* START Data shown *
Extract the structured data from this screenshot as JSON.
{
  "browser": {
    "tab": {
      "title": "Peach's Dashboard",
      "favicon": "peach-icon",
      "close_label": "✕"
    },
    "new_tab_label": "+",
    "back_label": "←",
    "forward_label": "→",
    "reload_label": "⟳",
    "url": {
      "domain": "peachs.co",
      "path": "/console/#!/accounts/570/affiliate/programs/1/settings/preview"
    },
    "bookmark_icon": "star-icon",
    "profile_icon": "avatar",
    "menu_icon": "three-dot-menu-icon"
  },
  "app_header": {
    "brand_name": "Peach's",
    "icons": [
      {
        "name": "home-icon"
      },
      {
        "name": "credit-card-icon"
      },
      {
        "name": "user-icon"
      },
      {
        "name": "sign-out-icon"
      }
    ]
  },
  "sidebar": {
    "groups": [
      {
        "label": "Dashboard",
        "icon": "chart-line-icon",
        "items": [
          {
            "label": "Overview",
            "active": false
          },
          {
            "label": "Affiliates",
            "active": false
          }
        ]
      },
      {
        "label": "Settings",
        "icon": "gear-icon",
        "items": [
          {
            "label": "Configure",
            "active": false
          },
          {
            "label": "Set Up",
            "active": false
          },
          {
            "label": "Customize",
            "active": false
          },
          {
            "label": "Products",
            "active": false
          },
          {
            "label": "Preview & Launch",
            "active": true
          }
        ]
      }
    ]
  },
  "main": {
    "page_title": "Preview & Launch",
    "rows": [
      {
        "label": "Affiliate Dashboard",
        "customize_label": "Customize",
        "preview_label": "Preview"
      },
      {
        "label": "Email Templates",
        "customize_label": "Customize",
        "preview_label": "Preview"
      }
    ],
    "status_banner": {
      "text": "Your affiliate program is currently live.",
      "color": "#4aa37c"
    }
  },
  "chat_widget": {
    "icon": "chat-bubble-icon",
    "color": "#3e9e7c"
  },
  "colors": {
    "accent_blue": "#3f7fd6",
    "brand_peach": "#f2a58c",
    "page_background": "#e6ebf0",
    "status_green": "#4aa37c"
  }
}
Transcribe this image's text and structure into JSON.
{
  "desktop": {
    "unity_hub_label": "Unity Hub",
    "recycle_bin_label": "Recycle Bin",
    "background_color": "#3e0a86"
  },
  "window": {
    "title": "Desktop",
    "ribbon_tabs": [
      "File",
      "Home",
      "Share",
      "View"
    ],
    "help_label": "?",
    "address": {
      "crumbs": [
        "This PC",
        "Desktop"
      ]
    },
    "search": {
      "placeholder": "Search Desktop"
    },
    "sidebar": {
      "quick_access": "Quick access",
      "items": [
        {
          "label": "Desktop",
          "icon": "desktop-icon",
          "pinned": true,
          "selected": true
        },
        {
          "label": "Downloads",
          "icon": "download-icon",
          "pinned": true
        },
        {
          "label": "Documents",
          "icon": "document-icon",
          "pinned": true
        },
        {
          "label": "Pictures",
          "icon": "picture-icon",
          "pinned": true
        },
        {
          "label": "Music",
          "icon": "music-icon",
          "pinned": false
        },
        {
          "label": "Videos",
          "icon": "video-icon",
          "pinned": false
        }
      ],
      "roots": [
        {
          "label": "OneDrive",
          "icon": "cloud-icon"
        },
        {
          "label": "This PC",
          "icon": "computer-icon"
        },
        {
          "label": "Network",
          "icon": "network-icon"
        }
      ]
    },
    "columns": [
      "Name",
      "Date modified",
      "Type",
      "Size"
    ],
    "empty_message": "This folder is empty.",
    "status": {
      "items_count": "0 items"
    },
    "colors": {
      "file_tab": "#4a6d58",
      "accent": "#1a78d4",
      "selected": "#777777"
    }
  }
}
* END Data shown *
◆ **Aim**: Repeat the listing exactly, from its first line to its last.

◆ **Output**:
Extract the structured data from this screenshot as JSON.
{
  "browser": {
    "tab": {
      "title": "Peach's Dashboard",
      "favicon": "peach-icon",
      "close_label": "✕"
    },
    "new_tab_label": "+",
    "back_label": "←",
    "forward_label": "→",
    "reload_label": "⟳",
    "url": {
      "domain": "peachs.co",
      "path": "/console/#!/accounts/570/affiliate/programs/1/settings/preview"
    },
    "bookmark_icon": "star-icon",
    "profile_icon": "avatar",
    "menu_icon": "three-dot-menu-icon"
  },
  "app_header": {
    "brand_name": "Peach's",
    "icons": [
      {
        "name": "home-icon"
      },
      {
        "name": "credit-card-icon"
      },
      {
        "name": "user-icon"
      },
      {
        "name": "sign-out-icon"
      }
    ]
  },
  "sidebar": {
    "groups": [
      {
        "label": "Dashboard",
        "icon": "chart-line-icon",
        "items": [
          {
            "label": "Overview",
            "active": false
          },
          {
            "label": "Affiliates",
            "active": false
          }
        ]
      },
      {
        "label": "Settings",
        "icon": "gear-icon",
        "items": [
          {
            "label": "Configure",
            "active": false
          },
          {
            "label": "Set Up",
            "active": false
          },
          {
            "label": "Customize",
            "active": false
          },
          {
            "label": "Products",
            "active": false
          },
          {
            "label": "Preview & Launch",
            "active": true
          }
        ]
      }
    ]
  },
  "main": {
    "page_title": "Preview & Launch",
    "rows": [
      {
        "label": "Affiliate Dashboard",
        "customize_label": "Customize",
        "preview_label": "Preview"
      },
      {
        "label": "Email Templates",
        "customize_label": "Customize",
        "preview_label": "Preview"
      }
    ],
    "status_banner": {
      "text": "Your affiliate program is currently live.",
      "color": "#4aa37c"
    }
  },
  "chat_widget": {
    "icon": "chat-bubble-icon",
    "color": "#3e9e7c"
  },
  "colors": {
    "accent_blue": "#3f7fd6",
    "brand_peach": "#f2a58c",
    "page_background": "#e6ebf0",
    "status_green": "#4aa37c"
  }
}
Transcribe this image's text and structure into JSON.
{
  "desktop": {
    "unity_hub_label": "Unity Hub",
    "recycle_bin_label": "Recycle Bin",
    "background_color": "#3e0a86"
  },
  "window": {
    "title": "Desktop",
    "ribbon_tabs": [
      "File",
      "Home",
      "Share",
      "View"
    ],
    "help_label": "?",
    "address": {
      "crumbs": [
        "This PC",
        "Desktop"
      ]
    },
    "search": {
      "placeholder": "Search Desktop"
    },
    "sidebar": {
      "quick_access": "Quick access",
      "items": [
        {
          "label": "Desktop",
          "icon": "desktop-icon",
          "pinned": true,
          "selected": true
        },
        {
          "label": "Downloads",
          "icon": "download-icon",
          "pinned": true
        },
        {
          "label": "Documents",
          "icon": "document-icon",
          "pinned": true
        },
        {
          "label": "Pictures",
          "icon": "picture-icon",
          "pinned": true
        },
        {
          "label": "Music",
          "icon": "music-icon",
          "pinned": false
        },
        {
          "label": "Videos",
          "icon": "video-icon",
          "pinned": false
        }
      ],
      "roots": [
        {
          "label": "OneDrive",
          "icon": "cloud-icon"
        },
        {
          "label": "This PC",
          "icon": "computer-icon"
        },
        {
          "label": "Network",
          "icon": "network-icon"
        }
      ]
    },
    "columns": [
      "Name",
      "Date modified",
      "Type",
      "Size"
    ],
    "empty_message": "This folder is empty.",
    "status": {
      "items_count": "0 items"
    },
    "colors": {
      "file_tab": "#4a6d58",
      "accent": "#1a78d4",
      "selected": "#777777"
    }
  }
}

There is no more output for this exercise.